- _INFORMATION GIVEN_:
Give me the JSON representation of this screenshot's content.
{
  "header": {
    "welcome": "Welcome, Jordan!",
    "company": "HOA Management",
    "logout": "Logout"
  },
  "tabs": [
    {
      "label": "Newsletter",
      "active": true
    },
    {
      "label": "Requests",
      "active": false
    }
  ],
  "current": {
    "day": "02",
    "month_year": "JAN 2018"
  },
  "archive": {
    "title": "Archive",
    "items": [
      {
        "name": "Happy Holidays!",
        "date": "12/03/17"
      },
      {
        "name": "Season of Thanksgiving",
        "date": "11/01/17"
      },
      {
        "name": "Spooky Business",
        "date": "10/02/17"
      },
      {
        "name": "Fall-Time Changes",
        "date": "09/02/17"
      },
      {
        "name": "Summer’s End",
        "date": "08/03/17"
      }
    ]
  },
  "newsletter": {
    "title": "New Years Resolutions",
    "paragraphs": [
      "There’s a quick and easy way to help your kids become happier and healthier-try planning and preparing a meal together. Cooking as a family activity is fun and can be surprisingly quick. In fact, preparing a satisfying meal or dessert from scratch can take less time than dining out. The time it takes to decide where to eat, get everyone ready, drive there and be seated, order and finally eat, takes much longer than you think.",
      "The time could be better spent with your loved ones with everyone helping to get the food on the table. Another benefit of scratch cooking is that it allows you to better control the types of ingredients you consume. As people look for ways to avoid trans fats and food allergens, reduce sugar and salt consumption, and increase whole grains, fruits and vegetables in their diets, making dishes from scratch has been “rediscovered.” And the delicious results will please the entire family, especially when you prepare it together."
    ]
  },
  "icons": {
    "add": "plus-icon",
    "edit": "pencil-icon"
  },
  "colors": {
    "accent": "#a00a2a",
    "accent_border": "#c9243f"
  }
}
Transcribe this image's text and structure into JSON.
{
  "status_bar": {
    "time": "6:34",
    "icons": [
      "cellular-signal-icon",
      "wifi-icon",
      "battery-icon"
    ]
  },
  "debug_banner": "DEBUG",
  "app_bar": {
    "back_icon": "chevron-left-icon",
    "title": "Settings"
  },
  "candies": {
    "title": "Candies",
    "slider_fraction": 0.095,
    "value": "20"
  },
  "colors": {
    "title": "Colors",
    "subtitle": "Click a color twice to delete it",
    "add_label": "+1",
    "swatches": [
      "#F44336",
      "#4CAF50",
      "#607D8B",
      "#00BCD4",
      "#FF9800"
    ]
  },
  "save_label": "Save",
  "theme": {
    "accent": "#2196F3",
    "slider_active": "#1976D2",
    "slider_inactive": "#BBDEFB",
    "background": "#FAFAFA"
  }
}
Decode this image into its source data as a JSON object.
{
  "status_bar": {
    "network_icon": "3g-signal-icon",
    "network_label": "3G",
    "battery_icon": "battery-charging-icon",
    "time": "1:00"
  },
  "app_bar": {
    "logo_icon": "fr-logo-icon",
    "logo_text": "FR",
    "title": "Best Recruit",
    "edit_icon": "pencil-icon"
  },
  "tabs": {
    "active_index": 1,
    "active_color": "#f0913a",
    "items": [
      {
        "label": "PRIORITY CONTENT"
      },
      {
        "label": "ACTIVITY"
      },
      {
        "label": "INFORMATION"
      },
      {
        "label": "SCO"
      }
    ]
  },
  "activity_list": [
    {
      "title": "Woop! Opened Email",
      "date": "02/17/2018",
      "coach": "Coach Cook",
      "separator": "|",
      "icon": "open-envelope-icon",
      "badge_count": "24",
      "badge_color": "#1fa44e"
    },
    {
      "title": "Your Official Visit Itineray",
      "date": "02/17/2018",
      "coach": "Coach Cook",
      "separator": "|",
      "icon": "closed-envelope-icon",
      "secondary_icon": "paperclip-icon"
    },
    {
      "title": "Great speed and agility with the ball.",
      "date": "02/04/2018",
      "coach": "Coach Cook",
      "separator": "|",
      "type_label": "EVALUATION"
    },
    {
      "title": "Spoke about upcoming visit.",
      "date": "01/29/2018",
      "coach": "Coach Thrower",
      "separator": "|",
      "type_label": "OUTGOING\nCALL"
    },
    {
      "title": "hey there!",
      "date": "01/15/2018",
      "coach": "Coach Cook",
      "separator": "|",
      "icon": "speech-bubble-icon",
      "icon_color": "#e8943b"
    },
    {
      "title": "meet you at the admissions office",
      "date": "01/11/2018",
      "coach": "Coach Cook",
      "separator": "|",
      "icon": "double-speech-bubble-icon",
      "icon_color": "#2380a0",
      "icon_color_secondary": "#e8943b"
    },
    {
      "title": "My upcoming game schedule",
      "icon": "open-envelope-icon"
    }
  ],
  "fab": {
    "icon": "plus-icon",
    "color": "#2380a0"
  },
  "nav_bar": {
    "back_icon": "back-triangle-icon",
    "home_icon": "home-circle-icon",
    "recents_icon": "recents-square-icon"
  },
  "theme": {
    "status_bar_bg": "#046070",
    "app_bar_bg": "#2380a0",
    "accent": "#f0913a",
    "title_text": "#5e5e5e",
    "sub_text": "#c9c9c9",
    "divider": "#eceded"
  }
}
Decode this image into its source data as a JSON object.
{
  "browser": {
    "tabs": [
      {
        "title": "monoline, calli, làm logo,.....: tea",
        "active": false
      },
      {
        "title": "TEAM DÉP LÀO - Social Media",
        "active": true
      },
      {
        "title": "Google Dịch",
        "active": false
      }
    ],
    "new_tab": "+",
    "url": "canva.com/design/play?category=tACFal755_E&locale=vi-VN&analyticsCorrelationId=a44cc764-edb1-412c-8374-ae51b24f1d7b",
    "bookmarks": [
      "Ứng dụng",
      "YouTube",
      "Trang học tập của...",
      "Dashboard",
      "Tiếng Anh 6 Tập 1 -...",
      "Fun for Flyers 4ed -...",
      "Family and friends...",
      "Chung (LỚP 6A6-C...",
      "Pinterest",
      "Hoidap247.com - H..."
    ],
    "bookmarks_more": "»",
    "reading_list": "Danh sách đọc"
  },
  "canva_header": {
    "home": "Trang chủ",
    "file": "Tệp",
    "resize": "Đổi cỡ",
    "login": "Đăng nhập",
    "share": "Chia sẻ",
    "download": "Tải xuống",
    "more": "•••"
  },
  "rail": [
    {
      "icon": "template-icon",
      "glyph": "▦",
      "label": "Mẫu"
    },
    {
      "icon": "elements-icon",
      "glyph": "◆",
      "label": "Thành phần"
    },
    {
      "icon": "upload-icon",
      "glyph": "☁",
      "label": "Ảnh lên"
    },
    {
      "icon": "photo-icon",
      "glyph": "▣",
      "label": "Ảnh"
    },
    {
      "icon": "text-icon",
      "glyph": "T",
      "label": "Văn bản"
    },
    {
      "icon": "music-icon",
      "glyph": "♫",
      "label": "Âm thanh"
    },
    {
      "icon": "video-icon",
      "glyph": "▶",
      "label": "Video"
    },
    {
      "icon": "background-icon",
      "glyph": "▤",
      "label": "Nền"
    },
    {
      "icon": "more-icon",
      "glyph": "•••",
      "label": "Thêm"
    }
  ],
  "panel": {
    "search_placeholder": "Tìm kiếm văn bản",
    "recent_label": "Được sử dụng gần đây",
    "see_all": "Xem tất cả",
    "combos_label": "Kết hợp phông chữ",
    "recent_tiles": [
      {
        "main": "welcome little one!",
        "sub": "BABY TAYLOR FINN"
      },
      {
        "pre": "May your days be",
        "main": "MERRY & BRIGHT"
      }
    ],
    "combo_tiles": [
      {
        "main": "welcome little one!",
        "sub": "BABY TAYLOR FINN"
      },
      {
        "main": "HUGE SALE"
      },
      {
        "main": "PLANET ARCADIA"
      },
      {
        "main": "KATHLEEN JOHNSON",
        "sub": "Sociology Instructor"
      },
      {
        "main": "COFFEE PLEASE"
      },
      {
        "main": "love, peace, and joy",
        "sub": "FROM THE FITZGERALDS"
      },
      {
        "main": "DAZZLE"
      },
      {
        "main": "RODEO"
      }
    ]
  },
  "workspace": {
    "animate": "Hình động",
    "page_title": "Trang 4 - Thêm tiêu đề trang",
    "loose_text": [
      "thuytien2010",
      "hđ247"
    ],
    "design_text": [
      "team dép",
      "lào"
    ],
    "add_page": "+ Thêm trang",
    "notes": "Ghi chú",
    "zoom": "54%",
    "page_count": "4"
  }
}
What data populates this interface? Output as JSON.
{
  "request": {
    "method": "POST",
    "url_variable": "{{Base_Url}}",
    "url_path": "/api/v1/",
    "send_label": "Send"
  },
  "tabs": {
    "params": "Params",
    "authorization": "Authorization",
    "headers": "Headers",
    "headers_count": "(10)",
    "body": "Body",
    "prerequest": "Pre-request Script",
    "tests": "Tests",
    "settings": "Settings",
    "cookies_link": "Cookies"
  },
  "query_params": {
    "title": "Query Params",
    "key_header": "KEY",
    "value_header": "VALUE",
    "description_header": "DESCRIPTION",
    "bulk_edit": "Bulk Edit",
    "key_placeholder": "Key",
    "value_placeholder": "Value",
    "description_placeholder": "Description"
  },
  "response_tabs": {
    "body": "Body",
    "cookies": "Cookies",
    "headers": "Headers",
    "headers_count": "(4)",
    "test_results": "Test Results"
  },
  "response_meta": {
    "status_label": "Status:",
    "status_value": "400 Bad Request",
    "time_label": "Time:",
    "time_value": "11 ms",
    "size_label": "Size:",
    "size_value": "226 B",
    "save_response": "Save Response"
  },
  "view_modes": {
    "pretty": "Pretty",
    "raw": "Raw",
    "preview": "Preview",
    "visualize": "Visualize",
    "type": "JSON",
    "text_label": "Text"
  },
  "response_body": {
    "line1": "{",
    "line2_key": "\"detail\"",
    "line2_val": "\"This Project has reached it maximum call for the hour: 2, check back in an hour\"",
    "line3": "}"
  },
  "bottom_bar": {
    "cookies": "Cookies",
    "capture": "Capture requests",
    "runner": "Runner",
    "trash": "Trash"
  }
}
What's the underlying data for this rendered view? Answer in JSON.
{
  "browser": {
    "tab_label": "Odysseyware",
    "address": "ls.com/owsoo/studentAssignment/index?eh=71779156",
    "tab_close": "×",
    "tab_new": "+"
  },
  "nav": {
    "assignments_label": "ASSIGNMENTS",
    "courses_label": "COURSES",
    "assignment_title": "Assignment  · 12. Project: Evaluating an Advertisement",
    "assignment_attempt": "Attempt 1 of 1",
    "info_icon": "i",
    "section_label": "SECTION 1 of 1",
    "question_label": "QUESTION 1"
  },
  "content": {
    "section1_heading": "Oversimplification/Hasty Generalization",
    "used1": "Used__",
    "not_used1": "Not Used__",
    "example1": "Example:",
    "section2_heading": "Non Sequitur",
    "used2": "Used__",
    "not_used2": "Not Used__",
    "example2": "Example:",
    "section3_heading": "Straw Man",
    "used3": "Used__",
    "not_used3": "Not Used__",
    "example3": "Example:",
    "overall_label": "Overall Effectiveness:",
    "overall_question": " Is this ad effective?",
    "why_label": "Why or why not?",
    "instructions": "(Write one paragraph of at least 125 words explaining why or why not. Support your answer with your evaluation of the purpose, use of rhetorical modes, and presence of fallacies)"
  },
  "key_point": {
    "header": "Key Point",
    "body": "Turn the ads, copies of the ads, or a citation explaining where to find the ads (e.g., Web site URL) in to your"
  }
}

- _TASK_: Where a line in the entries holds "envelope", copy that line.

- _REPLY_:
      "icon": "open-envelope-icon",
      "icon": "closed-envelope-icon",
      "icon": "open-envelope-icon"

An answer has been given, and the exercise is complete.